## Written exercise
Update the puzzle game text from the words "So, the gameplay" through the words "and felt triumphant.", changing every "levels" to "stages" and leaving the rest unchanged.

## Source document
====================

The grid has mostly three sides where you get to move blocks and tiles. Your objective is to get the heroes from the cube to the exit. Sometimes, there is an additional task of taking an item, escaping a beast, or talking to someone.
The tiles, crates, and boxes come in several types, and the further you are in the game, the more variety of them you will have to deal with, but the basics are the following. Your hero can step on white tiles or crates. At some point there appear black ones, which collapse once the character steps on them, so you can use them only once to pass. Then, there are tiles that don’t move at all; there are tiles that move, but you can’t step on them. The tiles on the floor sometimes come with ladders directed to a specific side. The boxes and crates and platforms on the two walls can only move along their corresponding walls, but can’t be shifted between the walls. There are also boxes, crates and tubes that can be moved, but can’t be used as a path on the walls.
So, the gameplay is basically moving all that stuff about the grid, trying out combinations, sequences, trying to calculate several steps ahead.
Don’t let the simplicity of the first several levels fool you. The difficulty curve is uneven. Some levels are fairly accessible, others will have you tear your hair out. I got stuck on a level for two days. I might have had a mind block of sorts because when I got back to it today, I solved it. I can’t really describe the childish joy and excitement I felt when I finally did, but I was clapping my hands and felt triumphant.

====================

## Data supplied

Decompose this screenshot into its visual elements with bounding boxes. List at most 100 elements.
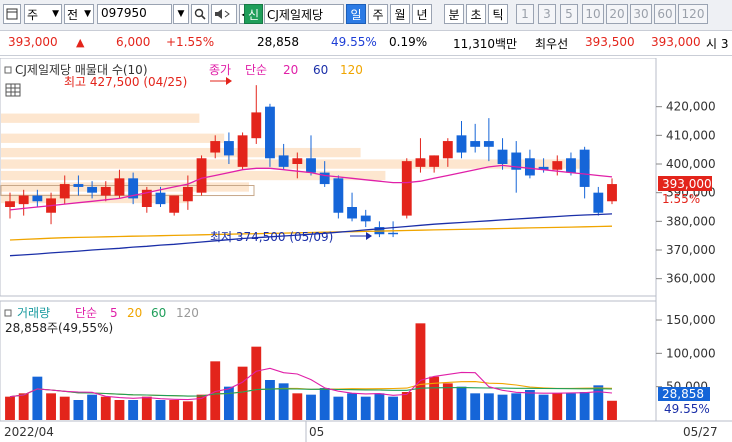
volume-y-tick-label: 100,000 <box>666 346 716 360</box>
volume-bar <box>566 393 576 420</box>
volume-value: 28,858 <box>257 35 299 49</box>
candle-body <box>456 135 467 153</box>
candle-body <box>196 158 207 193</box>
tab-day[interactable]: 일 <box>346 4 366 24</box>
price-change: 6,000 <box>116 35 151 49</box>
code-dropdown-button[interactable]: ▼ <box>173 4 189 24</box>
candle-body <box>114 178 125 196</box>
minute-option-30[interactable]: 30 <box>630 4 652 24</box>
legend-ma20: 20 <box>283 63 298 77</box>
volume-bar <box>552 393 563 420</box>
candle-body <box>306 158 316 173</box>
legend-ma60: 60 <box>313 63 328 77</box>
volume-bar <box>265 380 275 420</box>
candle-body <box>442 141 453 159</box>
volume-bar <box>251 346 262 420</box>
volume-current-value: 28,858주(49,55%) <box>5 321 113 335</box>
candle-body <box>401 161 412 216</box>
candle-body <box>169 195 180 213</box>
minute-option-3[interactable]: 3 <box>538 4 556 24</box>
x-axis-area <box>0 421 732 442</box>
chevron-down-icon: ▼ <box>52 9 59 19</box>
volume-bar <box>538 394 549 420</box>
volume-legend-name: 거래량 <box>17 306 50 320</box>
candle-body <box>566 158 576 173</box>
legend-square-icon <box>4 309 12 317</box>
minute-option-5[interactable]: 5 <box>560 4 578 24</box>
candle-body <box>59 184 70 199</box>
volume-current-tag-text: 28,858 <box>662 387 704 401</box>
volume-bar <box>470 393 481 420</box>
volume-bar <box>524 390 535 420</box>
volume-bar <box>128 400 139 420</box>
volume-bar <box>607 400 617 420</box>
candle-body <box>5 201 15 207</box>
volume-bar <box>223 386 234 420</box>
candle-body <box>73 184 84 187</box>
volume-profile-band <box>1 113 200 123</box>
y-tick-label: 420,000 <box>666 100 716 114</box>
minute-option-60[interactable]: 60 <box>654 4 676 24</box>
volume-bar <box>5 396 15 420</box>
table-icon[interactable] <box>5 83 21 97</box>
x-axis-end: 05/27 <box>683 425 718 439</box>
period-select-value: 주 <box>27 7 39 22</box>
tab-second[interactable]: 초 <box>466 4 486 24</box>
volume-bar <box>593 385 604 420</box>
candle-body <box>32 195 43 202</box>
x-axis-start: 2022/04 <box>4 425 54 439</box>
volume-bar <box>18 393 29 420</box>
minute-option-20[interactable]: 20 <box>606 4 628 24</box>
tab-week[interactable]: 주 <box>368 4 388 24</box>
legend-ma120: 120 <box>340 63 363 77</box>
minute-option-1[interactable]: 1 <box>516 4 534 24</box>
new-badge[interactable]: 신 <box>244 4 263 24</box>
candle-body <box>278 155 289 167</box>
candle-body <box>210 141 221 153</box>
volume-bar <box>32 376 43 420</box>
search-button[interactable] <box>191 4 209 24</box>
volume-bar <box>360 396 371 420</box>
candle-body <box>347 207 357 219</box>
candle-body <box>552 161 563 170</box>
y-tick-label: 410,000 <box>666 128 716 142</box>
change-percent: +1.55% <box>166 35 215 49</box>
volume-bar <box>497 394 508 420</box>
volume-bar <box>100 396 111 420</box>
tab-tick[interactable]: 틱 <box>488 4 508 24</box>
minute-option-10[interactable]: 10 <box>582 4 604 24</box>
legend-ma-type: 단순 <box>245 63 267 77</box>
tab-minute[interactable]: 분 <box>444 4 464 24</box>
volume-legend-ma60: 60 <box>151 306 166 320</box>
candle-body <box>100 186 111 196</box>
volume-bar <box>46 393 56 420</box>
volume-profile-band <box>1 133 225 143</box>
candle-body <box>483 141 494 147</box>
volume-bar <box>73 400 84 420</box>
window-icon[interactable] <box>3 4 21 24</box>
candle-body <box>579 149 590 187</box>
prev-select[interactable]: 전 ▼ <box>64 4 94 24</box>
candle-body <box>18 195 29 205</box>
volume-legend-ma5: 5 <box>110 306 118 320</box>
stock-code-input[interactable]: 097950 <box>97 4 172 24</box>
high-label: 최고 427,500 (04/25) <box>64 75 187 89</box>
sound-button[interactable] <box>211 4 237 24</box>
tab-year[interactable]: 년 <box>412 4 432 24</box>
y-tick-label: 380,000 <box>666 214 716 228</box>
stock-chart[interactable]: 420,000410,000400,000390,000380,000370,0… <box>0 58 732 442</box>
volume-profile-band <box>1 147 361 158</box>
candle-body <box>429 155 440 167</box>
period-select[interactable]: 주 ▼ <box>24 4 62 24</box>
tab-month[interactable]: 월 <box>390 4 410 24</box>
candle-body <box>251 112 262 139</box>
volume-bar <box>374 393 385 420</box>
candle-body <box>237 135 248 167</box>
ask-price: 393,500 <box>585 35 635 49</box>
volume-bar <box>415 323 426 420</box>
volume-bar <box>511 393 522 420</box>
chevron-down-icon: ▼ <box>84 9 91 19</box>
legend-square-icon <box>4 66 12 74</box>
volume-bar <box>319 388 330 420</box>
minute-option-120[interactable]: 120 <box>678 4 708 24</box>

====================

## Complete output
So, the gameplay is basically moving all that stuff about the grid, trying out combinations, sequences, trying to calculate several steps ahead.
Don’t let the simplicity of the first several stages fool you. The difficulty curve is uneven. Some stages are fairly accessible, others will have you tear your hair out. I got stuck on a level for two days. I might have had a mind block of sorts because when I got back to it today, I solved it. I can’t really describe the childish joy and excitement I felt when I finally did, but I was clapping my hands and felt triumphant.